GIVEN INSTRUCTION: Search the records that follow and extract every line containing the string "icon".
——————————
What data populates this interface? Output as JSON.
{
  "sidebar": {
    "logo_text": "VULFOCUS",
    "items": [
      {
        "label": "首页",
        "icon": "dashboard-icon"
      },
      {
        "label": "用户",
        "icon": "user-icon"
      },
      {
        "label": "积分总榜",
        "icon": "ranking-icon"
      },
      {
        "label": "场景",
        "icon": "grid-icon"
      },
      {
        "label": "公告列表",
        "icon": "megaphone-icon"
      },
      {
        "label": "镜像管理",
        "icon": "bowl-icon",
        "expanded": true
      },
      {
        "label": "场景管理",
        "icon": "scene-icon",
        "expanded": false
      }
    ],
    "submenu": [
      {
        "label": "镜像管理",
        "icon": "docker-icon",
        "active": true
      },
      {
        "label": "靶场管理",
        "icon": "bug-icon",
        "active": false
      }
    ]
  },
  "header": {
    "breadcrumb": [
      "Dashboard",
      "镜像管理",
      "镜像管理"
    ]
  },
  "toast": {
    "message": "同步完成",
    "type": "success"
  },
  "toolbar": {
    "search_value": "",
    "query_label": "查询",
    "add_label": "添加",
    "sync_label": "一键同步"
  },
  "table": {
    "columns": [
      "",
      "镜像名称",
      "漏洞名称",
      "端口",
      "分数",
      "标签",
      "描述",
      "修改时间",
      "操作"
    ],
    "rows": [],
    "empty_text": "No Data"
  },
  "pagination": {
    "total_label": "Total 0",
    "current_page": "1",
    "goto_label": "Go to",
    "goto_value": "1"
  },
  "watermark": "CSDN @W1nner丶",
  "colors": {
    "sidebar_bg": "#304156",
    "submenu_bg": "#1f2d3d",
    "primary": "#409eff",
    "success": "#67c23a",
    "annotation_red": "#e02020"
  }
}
——————————
CORRECT RESULT:
        "icon": "dashboard-icon"
        "icon": "user-icon"
        "icon": "ranking-icon"
        "icon": "grid-icon"
        "icon": "megaphone-icon"
        "icon": "bowl-icon",
        "icon": "scene-icon",
        "icon": "docker-icon",
        "icon": "bug-icon",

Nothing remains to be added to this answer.